Problem details: Where a line holds the string "cómo", return that line.

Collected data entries
○ ○ ○

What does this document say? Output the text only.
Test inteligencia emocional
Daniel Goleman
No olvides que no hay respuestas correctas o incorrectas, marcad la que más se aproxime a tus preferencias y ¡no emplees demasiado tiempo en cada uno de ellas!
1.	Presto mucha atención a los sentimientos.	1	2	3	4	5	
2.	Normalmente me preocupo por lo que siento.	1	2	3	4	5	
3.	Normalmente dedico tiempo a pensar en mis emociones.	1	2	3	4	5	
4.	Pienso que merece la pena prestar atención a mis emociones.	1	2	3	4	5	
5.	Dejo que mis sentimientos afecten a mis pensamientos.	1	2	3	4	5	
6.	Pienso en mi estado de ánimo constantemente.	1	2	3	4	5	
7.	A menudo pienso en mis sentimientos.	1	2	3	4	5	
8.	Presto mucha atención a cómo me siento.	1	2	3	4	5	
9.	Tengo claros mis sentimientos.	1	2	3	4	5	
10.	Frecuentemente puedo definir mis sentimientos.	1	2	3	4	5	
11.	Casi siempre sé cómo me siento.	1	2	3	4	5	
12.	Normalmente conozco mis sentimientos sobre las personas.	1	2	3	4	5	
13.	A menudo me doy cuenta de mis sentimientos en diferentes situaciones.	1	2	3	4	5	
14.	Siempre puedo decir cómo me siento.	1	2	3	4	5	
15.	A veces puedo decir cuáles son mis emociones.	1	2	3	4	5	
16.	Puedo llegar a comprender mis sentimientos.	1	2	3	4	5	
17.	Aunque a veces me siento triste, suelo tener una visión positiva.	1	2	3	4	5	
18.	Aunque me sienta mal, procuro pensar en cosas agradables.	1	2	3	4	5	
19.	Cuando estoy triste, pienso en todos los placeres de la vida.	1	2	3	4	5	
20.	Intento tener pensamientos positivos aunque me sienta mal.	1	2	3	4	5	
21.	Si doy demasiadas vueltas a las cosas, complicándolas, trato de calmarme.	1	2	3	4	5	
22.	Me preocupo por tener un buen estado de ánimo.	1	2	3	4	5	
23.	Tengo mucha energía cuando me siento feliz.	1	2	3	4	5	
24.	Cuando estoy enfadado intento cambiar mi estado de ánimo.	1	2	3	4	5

○ ○ ○

Response to the task:
8.	Presto mucha atención a cómo me siento.	1	2	3	4	5	
11.	Casi siempre sé cómo me siento.	1	2	3	4	5	
14.	Siempre puedo decir cómo me siento.	1	2	3	4	5	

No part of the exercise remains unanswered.